Formation of Two Concentration Regions within the Isotherms of Mo(VI) Adsorption on TiO2 by Cause of Oligomerization Processes

Abstract

Modeling of molybdenum adsorption on titanium dioxide can be impeded by oligomerization processes and mutual transformations of molybdenum chemical forms. The scientific community mostly accepts a viewpoint that molybdenum is adsorbed in form of an anion with a tendency towards formation of polymeric forms on the surface, which leads to an emergence of two regions of equilibrium sorbate concentrations on the isotherms at neutral and slightly acidic pH values leastways. In present study, the experiment demonstrated that this approach can be applied to acidic environments having a pH value less than 2, that is a case of neutral and positively charged forms of molybdenum existence in solution. The considered pH region corresponds to several industrially significant processes (e.g., treatment of irradiated solution targets for the production of ⁹⁹Mo and technological procedures of metallurgical production). The mean charge of the adsorbed species was estimated through measuring the electrokinetic potential by means of electrophoretic light scattering method and resulted to be –0.1e as accounted on the slip plane of the electrical double layer after all the screening. The obtained value indicates a predominance of anionic forms in the sorbate. It can be seen that the transition between two regions of adsorption isotherms occurs when the equilibrium sorbate concentration comes down to 10⁻⁴ mol/L by order of magnitude, which corresponds to the conventional lower limit for polymeric molybdenum ions to be observed in an aqueous solution. The total monolayer capacity of the adsorbent in the region of oligomeric forms adsorption (~2 mmol/g) is almost 3 times higher than in the region of monomeric adsorption (~0.7 mmol/g).

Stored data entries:
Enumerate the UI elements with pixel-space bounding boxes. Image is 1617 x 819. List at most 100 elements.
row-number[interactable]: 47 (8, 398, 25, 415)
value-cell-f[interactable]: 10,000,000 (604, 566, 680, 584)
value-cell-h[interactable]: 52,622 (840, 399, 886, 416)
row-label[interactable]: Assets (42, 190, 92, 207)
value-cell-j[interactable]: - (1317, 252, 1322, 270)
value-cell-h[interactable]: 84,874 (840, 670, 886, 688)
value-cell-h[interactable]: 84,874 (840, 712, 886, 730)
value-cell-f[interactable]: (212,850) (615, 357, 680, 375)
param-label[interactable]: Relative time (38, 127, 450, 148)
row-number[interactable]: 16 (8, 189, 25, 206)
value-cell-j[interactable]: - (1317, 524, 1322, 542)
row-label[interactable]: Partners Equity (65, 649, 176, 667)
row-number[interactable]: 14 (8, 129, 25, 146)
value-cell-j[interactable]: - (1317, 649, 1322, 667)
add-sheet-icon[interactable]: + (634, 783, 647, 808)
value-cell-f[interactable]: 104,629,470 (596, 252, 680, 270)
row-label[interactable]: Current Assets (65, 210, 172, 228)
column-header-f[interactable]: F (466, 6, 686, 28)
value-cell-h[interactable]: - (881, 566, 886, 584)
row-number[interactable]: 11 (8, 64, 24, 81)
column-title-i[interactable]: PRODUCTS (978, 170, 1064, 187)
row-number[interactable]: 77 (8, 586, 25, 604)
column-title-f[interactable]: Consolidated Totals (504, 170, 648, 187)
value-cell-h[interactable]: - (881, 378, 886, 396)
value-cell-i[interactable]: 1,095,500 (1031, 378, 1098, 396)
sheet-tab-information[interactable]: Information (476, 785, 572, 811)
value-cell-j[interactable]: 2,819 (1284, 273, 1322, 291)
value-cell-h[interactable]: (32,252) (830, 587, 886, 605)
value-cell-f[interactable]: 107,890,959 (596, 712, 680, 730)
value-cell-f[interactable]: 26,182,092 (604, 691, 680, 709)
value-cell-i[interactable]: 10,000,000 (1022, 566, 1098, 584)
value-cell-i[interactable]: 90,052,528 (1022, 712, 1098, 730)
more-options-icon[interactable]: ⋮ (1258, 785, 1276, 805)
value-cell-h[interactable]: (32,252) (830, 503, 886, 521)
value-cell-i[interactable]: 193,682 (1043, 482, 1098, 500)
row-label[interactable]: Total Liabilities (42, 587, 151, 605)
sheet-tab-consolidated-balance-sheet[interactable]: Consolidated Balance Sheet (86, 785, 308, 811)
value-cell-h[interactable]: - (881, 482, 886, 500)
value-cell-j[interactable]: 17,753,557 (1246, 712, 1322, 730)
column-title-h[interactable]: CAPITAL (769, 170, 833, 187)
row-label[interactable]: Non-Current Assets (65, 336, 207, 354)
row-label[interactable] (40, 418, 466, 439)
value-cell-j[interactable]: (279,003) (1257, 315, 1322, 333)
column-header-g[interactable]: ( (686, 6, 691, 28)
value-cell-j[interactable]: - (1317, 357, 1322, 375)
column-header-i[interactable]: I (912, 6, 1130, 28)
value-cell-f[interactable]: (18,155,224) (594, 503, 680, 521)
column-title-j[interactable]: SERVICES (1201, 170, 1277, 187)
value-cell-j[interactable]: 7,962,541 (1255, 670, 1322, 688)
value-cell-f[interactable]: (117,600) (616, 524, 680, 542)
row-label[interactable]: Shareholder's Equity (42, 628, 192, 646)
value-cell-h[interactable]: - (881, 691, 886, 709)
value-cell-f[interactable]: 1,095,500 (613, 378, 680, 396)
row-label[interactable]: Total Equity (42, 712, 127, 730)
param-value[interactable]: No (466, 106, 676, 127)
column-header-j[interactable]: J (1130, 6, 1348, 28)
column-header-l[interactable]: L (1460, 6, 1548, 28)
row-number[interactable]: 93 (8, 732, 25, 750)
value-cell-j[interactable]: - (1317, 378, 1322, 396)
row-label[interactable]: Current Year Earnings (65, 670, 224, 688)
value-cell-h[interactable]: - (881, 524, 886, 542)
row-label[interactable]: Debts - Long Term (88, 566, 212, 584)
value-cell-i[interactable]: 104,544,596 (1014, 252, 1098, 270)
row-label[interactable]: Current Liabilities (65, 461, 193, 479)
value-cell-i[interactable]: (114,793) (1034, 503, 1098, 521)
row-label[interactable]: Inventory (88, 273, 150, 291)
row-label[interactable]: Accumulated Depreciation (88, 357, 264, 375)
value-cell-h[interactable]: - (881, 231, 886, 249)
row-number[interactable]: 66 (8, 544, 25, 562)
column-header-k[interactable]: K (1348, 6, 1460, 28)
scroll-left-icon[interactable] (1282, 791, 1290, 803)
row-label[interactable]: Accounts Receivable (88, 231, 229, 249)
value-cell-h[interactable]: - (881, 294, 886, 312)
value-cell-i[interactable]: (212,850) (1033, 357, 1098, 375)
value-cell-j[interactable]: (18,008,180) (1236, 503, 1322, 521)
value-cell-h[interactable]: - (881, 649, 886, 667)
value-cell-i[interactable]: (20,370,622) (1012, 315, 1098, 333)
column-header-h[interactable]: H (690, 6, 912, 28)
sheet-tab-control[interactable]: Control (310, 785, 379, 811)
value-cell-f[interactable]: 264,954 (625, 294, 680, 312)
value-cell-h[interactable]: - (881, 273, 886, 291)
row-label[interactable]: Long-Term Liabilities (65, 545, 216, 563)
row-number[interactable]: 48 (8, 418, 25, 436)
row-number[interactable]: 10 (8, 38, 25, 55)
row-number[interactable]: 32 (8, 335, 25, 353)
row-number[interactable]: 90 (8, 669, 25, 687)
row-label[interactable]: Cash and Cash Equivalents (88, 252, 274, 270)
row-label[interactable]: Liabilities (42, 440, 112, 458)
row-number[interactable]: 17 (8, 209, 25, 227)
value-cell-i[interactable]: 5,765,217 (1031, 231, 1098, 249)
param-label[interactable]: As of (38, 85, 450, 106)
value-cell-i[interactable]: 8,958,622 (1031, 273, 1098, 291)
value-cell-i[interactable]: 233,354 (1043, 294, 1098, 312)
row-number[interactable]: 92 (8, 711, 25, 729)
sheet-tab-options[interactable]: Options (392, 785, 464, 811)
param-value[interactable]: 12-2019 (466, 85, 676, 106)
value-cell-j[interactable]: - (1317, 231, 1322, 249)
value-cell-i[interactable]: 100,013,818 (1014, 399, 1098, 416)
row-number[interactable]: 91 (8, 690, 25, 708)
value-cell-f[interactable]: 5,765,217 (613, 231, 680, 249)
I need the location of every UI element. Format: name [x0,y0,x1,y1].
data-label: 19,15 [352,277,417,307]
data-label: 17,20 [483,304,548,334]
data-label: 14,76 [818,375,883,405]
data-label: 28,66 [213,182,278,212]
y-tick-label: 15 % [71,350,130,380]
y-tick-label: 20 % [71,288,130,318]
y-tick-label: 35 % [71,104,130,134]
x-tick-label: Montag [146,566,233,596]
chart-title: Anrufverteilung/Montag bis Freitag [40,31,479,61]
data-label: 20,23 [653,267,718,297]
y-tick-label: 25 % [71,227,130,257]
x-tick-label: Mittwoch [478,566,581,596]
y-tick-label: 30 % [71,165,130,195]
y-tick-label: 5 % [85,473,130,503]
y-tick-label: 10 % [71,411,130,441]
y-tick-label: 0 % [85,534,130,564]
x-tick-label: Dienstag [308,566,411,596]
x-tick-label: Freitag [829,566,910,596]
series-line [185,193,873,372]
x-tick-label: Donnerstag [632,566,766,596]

* [What you have to do]
List every value in the molybdenum adsorption abstract that is written together with a unit of measure. The records have no connection to the text.

* [Result for this task]
–0.1e
10⁻⁴ mol/L
~2 mmol/g
~0.7 mmol/g